======== EXERCISE MATERIALS

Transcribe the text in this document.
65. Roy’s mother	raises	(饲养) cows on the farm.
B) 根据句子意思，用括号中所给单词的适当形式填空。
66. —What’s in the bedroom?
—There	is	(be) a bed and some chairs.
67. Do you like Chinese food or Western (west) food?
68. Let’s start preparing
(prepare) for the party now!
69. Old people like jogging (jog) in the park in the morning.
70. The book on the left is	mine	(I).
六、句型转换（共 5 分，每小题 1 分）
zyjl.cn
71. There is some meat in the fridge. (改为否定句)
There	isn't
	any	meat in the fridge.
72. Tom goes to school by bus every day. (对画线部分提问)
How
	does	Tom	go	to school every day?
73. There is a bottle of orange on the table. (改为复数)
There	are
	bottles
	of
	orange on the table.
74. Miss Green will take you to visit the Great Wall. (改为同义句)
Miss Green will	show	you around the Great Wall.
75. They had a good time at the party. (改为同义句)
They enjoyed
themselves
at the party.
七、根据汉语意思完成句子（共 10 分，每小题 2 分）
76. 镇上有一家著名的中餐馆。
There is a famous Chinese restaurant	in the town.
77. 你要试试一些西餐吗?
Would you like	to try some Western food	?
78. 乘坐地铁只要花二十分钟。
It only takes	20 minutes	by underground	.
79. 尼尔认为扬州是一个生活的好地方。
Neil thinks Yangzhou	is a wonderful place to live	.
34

================

### PROBLEM STATEMENT
Select and copy each line from the data that includes the word "fridge".

### RESULT OF THIS EXERCISE
71. There is some meat in the fridge. (改为否定句)
	any	meat in the fridge.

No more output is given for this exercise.